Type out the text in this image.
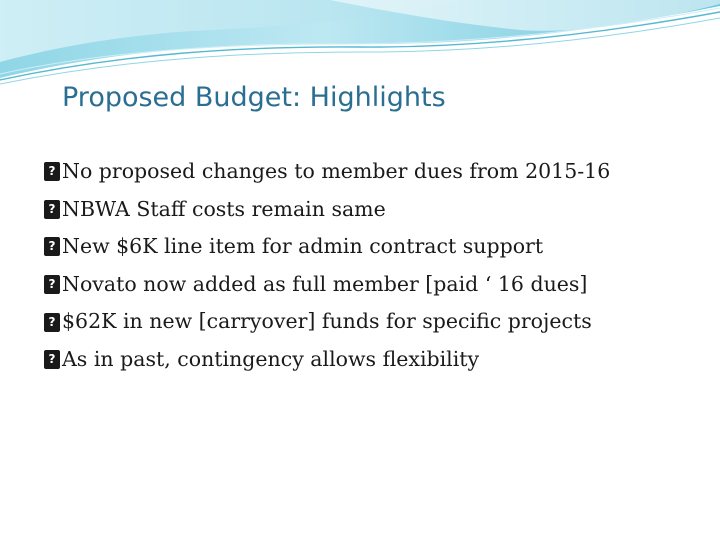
Proposed Budget: Highlights
?
No proposed changes to member dues from 2015-16
?
NBWA Staff costs remain same
?
New $6K line item for admin contract support
?
Novato now added as full member [paid ‘ 16 dues]
?
$62K in new [carryover] funds for specific projects
?
As in past, contingency allows flexibility
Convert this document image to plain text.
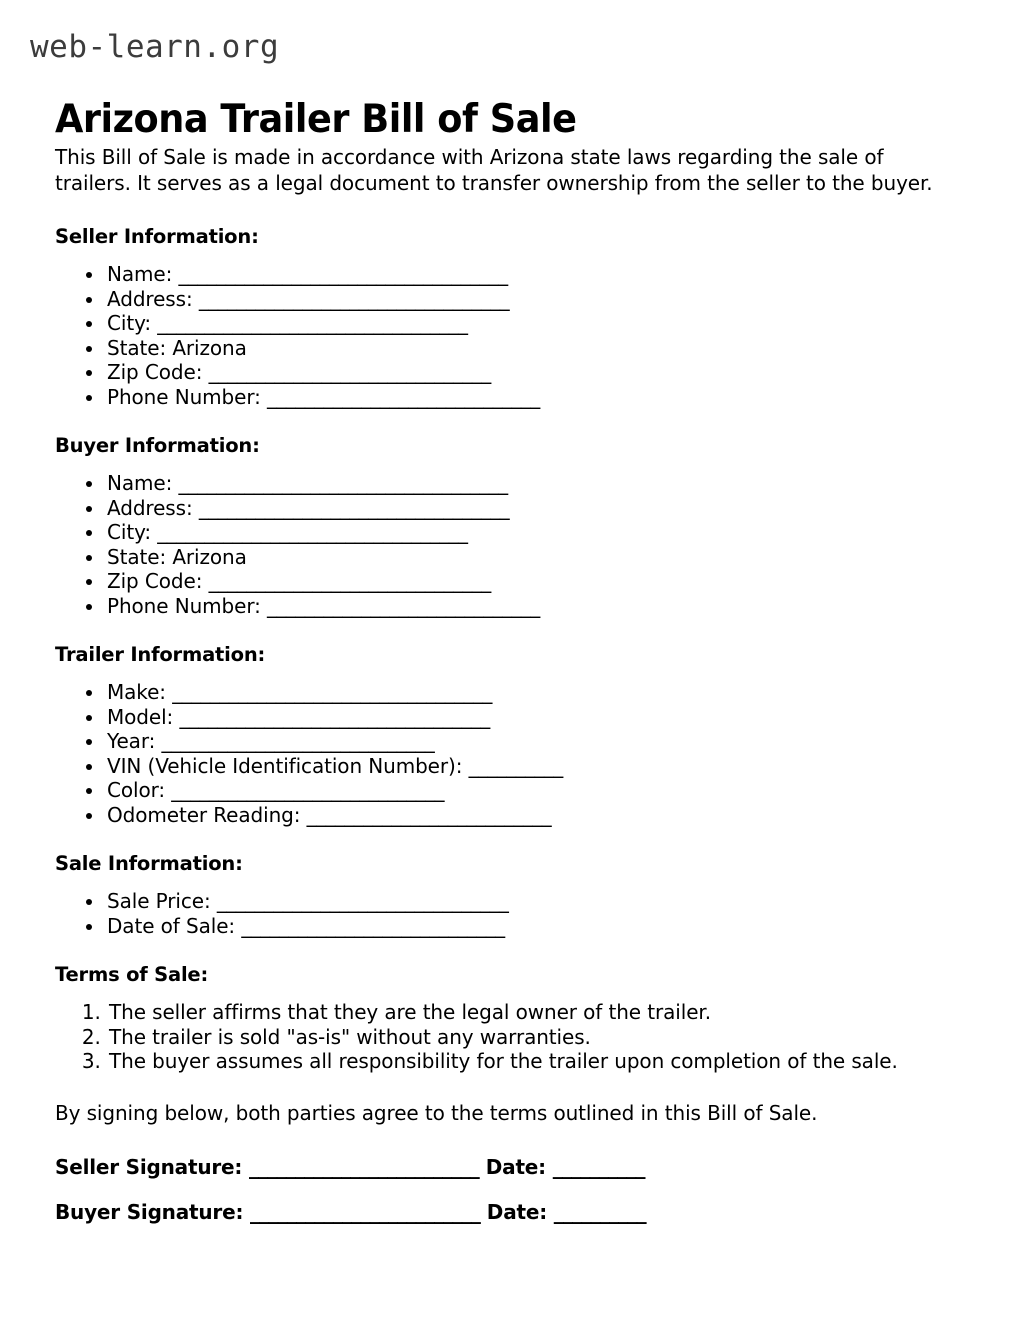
web-learn.org
Arizona Trailer Bill of Sale

This Bill of Sale is made in accordance with Arizona state laws regarding the sale of trailers. It serves as a legal document to transfer ownership from the seller to the buyer.

Seller Information:
• Name: ___________________________________
• Address: _________________________________
• City: _________________________________
• State: Arizona
• Zip Code: ______________________________
• Phone Number: _____________________________
Buyer Information:
• Name: ___________________________________
• Address: _________________________________
• City: _________________________________
• State: Arizona
• Zip Code: ______________________________
• Phone Number: _____________________________
Trailer Information:
• Make: __________________________________
• Model: _________________________________
• Year: _____________________________
• VIN (Vehicle Identification Number): __________
• Color: _____________________________
• Odometer Reading: __________________________
Sale Information:
• Sale Price: _______________________________
• Date of Sale: ____________________________
Terms of Sale:
1. The seller affirms that they are the legal owner of the trailer.
2. The trailer is sold "as-is" without any warranties.
3. The buyer assumes all responsibility for the trailer upon completion of the sale.

By signing below, both parties agree to the terms outlined in this Bill of Sale.

Seller Signature: _________________________ Date: __________
Buyer Signature: _________________________ Date: __________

+++

- _Given request_
Reproduce each entry precisely. Leave the pictures out.

- _Task solution_
Type out the text in this image.
Proposed Budget: Highlights
?
No proposed changes to member dues from 2015-16
?
NBWA Staff costs remain same
?
New $6K line item for admin contract support
?
Novato now added as full member [paid ‘ 16 dues]
?
$62K in new [carryover] funds for specific projects
?
As in past, contingency allows flexibility
Convert this document image to plain text.
web-learn.org
Arizona Trailer Bill of Sale

This Bill of Sale is made in accordance with Arizona state laws regarding the sale of trailers. It serves as a legal document to transfer ownership from the seller to the buyer.

Seller Information:
• Name: ___________________________________
• Address: _________________________________
• City: _________________________________
• State: Arizona
• Zip Code: ______________________________
• Phone Number: _____________________________
Buyer Information:
• Name: ___________________________________
• Address: _________________________________
• City: _________________________________
• State: Arizona
• Zip Code: ______________________________
• Phone Number: _____________________________
Trailer Information:
• Make: __________________________________
• Model: _________________________________
• Year: _____________________________
• VIN (Vehicle Identification Number): __________
• Color: _____________________________
• Odometer Reading: __________________________
Sale Information:
• Sale Price: _______________________________
• Date of Sale: ____________________________
Terms of Sale:
1. The seller affirms that they are the legal owner of the trailer.
2. The trailer is sold "as-is" without any warranties.
3. The buyer assumes all responsibility for the trailer upon completion of the sale.

By signing below, both parties agree to the terms outlined in this Bill of Sale.

Seller Signature: _________________________ Date: __________
Buyer Signature: _________________________ Date: __________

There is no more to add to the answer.